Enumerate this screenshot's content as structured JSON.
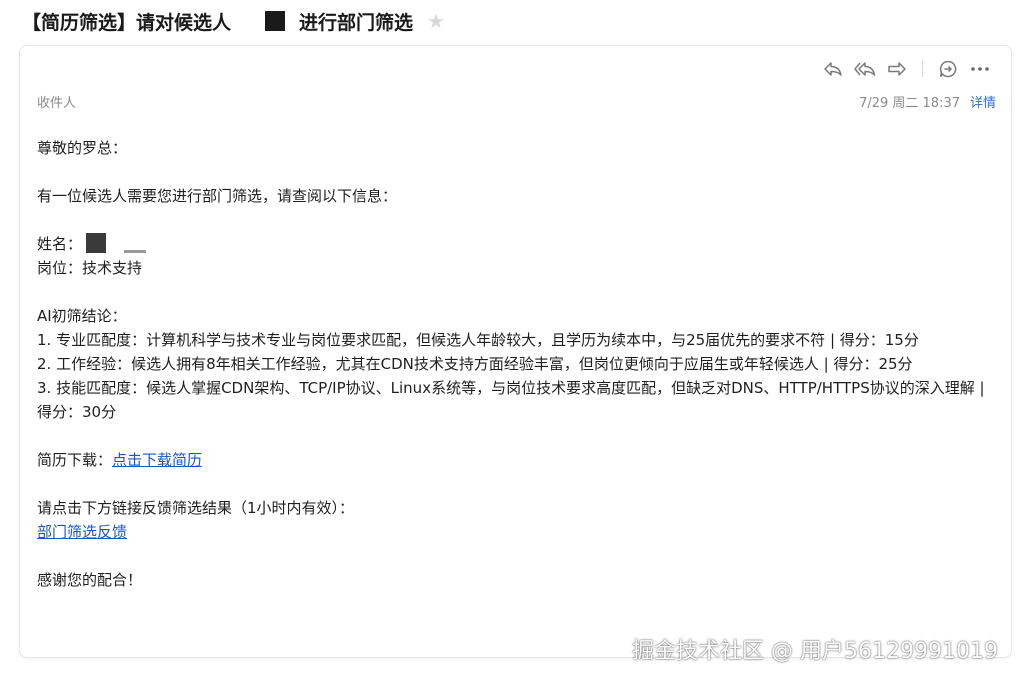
{
  "subject": {
    "prefix": "【简历筛选】请对候选人",
    "suffix": "进行部门筛选",
    "star_icon": "star-icon"
  },
  "toolbar": {
    "icons": [
      "reply-icon",
      "reply-all-icon",
      "forward-icon",
      "comment-icon",
      "more-icon"
    ]
  },
  "meta": {
    "recipient_label": "收件人",
    "date": "7/29 周二 18:37",
    "details_label": "详情"
  },
  "body": {
    "greeting": "尊敬的罗总：",
    "intro": "有一位候选人需要您进行部门筛选，请查阅以下信息：",
    "name_label": "姓名：",
    "position_line": "岗位：技术支持",
    "ai_title": "AI初筛结论：",
    "ai_points": [
      "1. 专业匹配度：计算机科学与技术专业与岗位要求匹配，但候选人年龄较大，且学历为续本中，与25届优先的要求不符 | 得分：15分",
      "2. 工作经验：候选人拥有8年相关工作经验，尤其在CDN技术支持方面经验丰富，但岗位更倾向于应届生或年轻候选人 | 得分：25分",
      "3. 技能匹配度：候选人掌握CDN架构、TCP/IP协议、Linux系统等，与岗位技术要求高度匹配，但缺乏对DNS、HTTP/HTTPS协议的深入理解 | 得分：30分"
    ],
    "download_label": "简历下载：",
    "download_link": "点击下载简历",
    "feedback_prompt": "请点击下方链接反馈筛选结果（1小时内有效）：",
    "feedback_link": "部门筛选反馈",
    "thanks": "感谢您的配合！"
  },
  "watermark": "掘金技术社区 @ 用户56129991019"
}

▶ [The task]:
Without the pictures, extract every entry verbatim.

▶ [Reply]:
Enumerate this screenshot's content as structured JSON.
{
  "subject": {
    "prefix": "【简历筛选】请对候选人",
    "suffix": "进行部门筛选",
    "star_icon": "star-icon"
  },
  "toolbar": {
    "icons": [
      "reply-icon",
      "reply-all-icon",
      "forward-icon",
      "comment-icon",
      "more-icon"
    ]
  },
  "meta": {
    "recipient_label": "收件人",
    "date": "7/29 周二 18:37",
    "details_label": "详情"
  },
  "body": {
    "greeting": "尊敬的罗总：",
    "intro": "有一位候选人需要您进行部门筛选，请查阅以下信息：",
    "name_label": "姓名：",
    "position_line": "岗位：技术支持",
    "ai_title": "AI初筛结论：",
    "ai_points": [
      "1. 专业匹配度：计算机科学与技术专业与岗位要求匹配，但候选人年龄较大，且学历为续本中，与25届优先的要求不符 | 得分：15分",
      "2. 工作经验：候选人拥有8年相关工作经验，尤其在CDN技术支持方面经验丰富，但岗位更倾向于应届生或年轻候选人 | 得分：25分",
      "3. 技能匹配度：候选人掌握CDN架构、TCP/IP协议、Linux系统等，与岗位技术要求高度匹配，但缺乏对DNS、HTTP/HTTPS协议的深入理解 | 得分：30分"
    ],
    "download_label": "简历下载：",
    "download_link": "点击下载简历",
    "feedback_prompt": "请点击下方链接反馈筛选结果（1小时内有效）：",
    "feedback_link": "部门筛选反馈",
    "thanks": "感谢您的配合！"
  },
  "watermark": "掘金技术社区 @ 用户56129991019"
}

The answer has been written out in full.